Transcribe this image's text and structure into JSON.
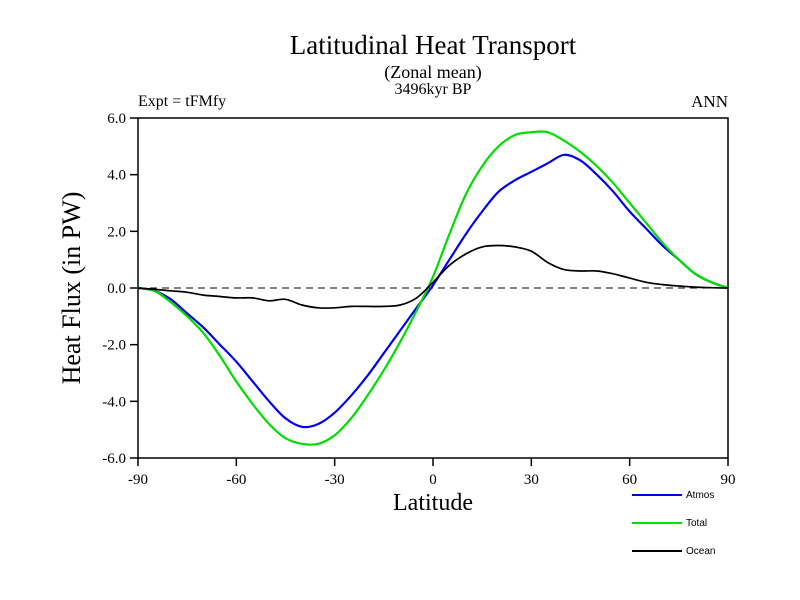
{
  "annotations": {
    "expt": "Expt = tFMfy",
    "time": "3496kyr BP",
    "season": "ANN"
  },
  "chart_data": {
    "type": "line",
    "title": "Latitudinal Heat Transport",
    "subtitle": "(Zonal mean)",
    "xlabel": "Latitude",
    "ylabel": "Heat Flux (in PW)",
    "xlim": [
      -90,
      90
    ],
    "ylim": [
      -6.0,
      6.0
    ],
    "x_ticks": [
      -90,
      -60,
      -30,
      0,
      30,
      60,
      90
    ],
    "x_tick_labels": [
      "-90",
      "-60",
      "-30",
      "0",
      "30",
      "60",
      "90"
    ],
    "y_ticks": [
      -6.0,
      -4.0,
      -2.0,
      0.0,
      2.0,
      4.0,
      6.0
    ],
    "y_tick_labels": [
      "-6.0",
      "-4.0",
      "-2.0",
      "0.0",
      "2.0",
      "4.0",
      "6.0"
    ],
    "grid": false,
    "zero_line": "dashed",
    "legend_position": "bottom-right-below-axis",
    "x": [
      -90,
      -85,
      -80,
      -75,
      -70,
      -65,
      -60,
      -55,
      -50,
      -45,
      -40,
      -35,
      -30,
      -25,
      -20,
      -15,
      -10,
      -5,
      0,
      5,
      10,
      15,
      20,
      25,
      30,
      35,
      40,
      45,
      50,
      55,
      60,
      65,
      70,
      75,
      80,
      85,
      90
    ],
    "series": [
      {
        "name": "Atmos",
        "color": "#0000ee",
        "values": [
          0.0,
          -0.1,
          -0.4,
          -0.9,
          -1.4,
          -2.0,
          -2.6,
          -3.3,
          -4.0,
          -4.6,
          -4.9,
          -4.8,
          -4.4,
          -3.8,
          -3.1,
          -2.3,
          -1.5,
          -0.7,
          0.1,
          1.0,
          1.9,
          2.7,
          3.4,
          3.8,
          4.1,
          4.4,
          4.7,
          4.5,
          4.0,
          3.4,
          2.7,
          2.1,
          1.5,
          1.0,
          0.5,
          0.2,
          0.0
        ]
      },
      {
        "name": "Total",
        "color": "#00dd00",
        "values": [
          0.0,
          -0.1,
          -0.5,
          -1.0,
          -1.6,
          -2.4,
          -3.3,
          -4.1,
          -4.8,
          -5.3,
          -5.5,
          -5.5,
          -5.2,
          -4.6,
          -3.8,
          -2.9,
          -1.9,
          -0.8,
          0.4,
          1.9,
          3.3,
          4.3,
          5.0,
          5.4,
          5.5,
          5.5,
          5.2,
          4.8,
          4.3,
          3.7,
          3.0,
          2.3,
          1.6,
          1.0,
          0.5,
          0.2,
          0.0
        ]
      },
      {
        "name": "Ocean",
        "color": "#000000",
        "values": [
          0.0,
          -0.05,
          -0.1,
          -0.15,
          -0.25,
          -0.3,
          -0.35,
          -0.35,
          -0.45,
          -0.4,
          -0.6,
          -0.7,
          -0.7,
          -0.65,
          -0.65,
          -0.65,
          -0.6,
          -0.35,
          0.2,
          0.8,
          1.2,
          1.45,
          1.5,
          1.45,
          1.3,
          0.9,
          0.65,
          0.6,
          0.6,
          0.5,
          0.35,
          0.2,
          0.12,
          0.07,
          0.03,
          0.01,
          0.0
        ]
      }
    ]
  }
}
——————————
**Aim of the task**. In the listing, find every line containing the word "Heat" and list it.

**Exercise output**.
    "title": "Latitudinal Heat Transport",
    "ylabel": "Heat Flux (in PW)",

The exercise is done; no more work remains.